**** RECORDS PROVIDED ****

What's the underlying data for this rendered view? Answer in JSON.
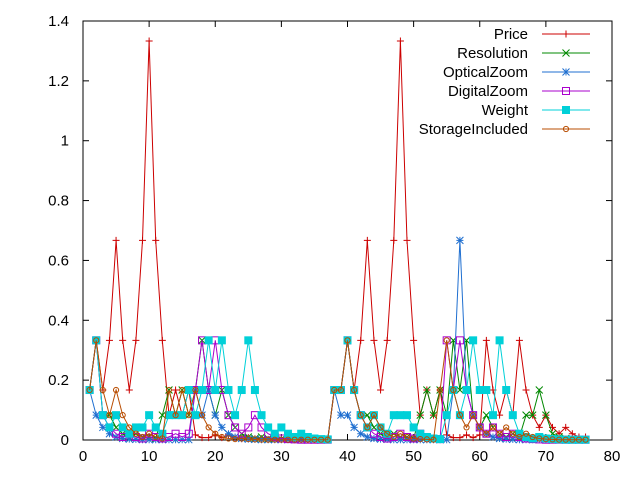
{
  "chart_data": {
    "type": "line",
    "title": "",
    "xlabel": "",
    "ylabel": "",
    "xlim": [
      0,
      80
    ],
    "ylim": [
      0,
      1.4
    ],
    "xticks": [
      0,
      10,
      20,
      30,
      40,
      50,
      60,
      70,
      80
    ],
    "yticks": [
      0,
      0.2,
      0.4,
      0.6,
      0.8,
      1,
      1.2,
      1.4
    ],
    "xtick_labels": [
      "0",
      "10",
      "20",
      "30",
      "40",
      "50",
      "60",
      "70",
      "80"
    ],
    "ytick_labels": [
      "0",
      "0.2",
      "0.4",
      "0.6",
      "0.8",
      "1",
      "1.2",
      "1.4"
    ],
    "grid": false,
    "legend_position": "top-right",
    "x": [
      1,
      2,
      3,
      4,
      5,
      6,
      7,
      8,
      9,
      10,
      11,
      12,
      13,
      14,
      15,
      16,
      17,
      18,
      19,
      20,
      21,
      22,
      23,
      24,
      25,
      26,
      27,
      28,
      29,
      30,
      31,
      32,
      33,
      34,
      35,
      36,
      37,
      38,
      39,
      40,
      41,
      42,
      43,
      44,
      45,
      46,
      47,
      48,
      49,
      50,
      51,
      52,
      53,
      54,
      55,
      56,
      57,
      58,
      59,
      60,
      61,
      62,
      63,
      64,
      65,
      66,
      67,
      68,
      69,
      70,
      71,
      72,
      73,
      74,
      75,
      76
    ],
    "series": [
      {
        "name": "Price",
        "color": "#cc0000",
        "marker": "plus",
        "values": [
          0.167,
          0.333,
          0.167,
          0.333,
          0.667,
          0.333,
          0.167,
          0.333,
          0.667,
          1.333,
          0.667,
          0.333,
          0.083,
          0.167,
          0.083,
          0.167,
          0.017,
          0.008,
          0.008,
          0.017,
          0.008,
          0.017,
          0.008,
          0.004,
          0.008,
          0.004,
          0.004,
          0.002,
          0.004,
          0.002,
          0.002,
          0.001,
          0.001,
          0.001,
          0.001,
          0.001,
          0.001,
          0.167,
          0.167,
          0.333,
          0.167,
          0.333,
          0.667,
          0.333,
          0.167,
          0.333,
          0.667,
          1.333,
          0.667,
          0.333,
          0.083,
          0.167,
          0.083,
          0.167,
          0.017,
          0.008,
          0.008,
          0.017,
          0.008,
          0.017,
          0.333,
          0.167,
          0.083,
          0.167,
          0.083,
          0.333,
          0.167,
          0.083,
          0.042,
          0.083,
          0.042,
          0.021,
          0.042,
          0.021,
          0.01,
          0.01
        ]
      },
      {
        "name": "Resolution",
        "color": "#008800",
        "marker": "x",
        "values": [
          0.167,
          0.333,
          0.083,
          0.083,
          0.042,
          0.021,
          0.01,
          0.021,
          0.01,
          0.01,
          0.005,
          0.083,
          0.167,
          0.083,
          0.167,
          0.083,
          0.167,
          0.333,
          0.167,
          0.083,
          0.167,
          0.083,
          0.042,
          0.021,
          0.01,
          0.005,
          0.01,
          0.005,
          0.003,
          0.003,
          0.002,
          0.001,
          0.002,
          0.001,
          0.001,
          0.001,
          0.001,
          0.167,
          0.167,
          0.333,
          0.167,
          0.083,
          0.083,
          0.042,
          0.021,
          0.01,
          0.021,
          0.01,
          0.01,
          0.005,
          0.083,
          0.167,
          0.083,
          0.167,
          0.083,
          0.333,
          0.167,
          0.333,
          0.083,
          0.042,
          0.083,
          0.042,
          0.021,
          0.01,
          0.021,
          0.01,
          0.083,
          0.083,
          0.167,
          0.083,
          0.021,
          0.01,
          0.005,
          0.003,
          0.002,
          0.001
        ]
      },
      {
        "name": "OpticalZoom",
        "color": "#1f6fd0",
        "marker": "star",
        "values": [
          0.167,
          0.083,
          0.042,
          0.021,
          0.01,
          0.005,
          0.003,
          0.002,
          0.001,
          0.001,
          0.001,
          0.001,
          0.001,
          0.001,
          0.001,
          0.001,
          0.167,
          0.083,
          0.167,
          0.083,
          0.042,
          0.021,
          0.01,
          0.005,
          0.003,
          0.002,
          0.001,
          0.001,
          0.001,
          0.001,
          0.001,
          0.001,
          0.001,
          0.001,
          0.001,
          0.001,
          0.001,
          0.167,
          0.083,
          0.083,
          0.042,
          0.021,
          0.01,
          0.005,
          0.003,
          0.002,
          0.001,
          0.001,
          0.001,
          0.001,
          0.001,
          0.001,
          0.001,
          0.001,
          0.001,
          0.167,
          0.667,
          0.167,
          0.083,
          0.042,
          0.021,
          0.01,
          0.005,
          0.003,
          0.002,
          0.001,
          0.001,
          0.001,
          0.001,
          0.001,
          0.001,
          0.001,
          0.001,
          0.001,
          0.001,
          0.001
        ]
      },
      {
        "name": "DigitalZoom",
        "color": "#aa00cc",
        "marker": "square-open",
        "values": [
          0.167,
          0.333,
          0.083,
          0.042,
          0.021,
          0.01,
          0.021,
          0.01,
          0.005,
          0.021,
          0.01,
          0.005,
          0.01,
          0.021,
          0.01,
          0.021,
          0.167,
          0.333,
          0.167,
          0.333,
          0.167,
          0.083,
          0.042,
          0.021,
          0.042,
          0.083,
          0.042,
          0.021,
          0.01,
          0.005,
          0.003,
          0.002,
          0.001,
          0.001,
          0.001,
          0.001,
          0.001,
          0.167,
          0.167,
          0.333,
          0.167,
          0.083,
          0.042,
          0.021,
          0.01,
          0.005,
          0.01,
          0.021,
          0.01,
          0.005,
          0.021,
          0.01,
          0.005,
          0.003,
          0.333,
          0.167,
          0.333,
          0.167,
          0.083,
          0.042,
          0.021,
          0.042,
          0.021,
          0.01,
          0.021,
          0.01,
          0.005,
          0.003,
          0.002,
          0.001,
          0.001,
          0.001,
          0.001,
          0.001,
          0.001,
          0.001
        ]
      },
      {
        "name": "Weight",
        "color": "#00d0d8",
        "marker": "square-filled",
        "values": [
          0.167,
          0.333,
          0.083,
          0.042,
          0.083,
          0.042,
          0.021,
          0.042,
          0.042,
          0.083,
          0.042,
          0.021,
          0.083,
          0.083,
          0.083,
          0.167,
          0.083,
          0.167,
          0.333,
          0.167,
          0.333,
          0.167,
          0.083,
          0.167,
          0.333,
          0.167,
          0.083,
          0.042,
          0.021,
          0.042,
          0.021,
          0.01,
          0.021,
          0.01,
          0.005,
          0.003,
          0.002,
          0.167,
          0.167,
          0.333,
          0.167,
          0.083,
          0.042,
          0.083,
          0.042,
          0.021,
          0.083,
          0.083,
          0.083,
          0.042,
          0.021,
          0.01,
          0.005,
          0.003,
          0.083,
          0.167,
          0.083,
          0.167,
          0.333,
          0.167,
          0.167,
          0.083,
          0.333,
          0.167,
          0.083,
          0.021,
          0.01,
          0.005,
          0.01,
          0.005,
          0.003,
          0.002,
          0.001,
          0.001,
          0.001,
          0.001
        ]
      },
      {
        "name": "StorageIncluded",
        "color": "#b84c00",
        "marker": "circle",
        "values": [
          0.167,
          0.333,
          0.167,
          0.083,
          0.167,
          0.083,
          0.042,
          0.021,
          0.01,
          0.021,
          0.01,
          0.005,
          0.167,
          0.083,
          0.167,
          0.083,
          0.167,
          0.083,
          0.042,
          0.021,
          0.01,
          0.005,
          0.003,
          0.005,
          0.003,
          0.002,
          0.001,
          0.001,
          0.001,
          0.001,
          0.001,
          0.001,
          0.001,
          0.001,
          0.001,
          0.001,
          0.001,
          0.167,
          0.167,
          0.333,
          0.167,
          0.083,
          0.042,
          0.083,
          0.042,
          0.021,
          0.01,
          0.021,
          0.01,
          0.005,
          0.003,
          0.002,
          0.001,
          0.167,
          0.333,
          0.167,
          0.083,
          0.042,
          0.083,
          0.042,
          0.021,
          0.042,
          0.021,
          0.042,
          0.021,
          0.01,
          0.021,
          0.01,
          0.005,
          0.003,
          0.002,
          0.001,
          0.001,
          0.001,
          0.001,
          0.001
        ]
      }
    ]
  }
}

****

TASK GOAL
Wherever a line in the data above holds "color", copy that line.

EXPECTED OUTPUT
        "color": "#cc0000",
        "color": "#008800",
        "color": "#1f6fd0",
        "color": "#aa00cc",
        "color": "#00d0d8",
        "color": "#b84c00",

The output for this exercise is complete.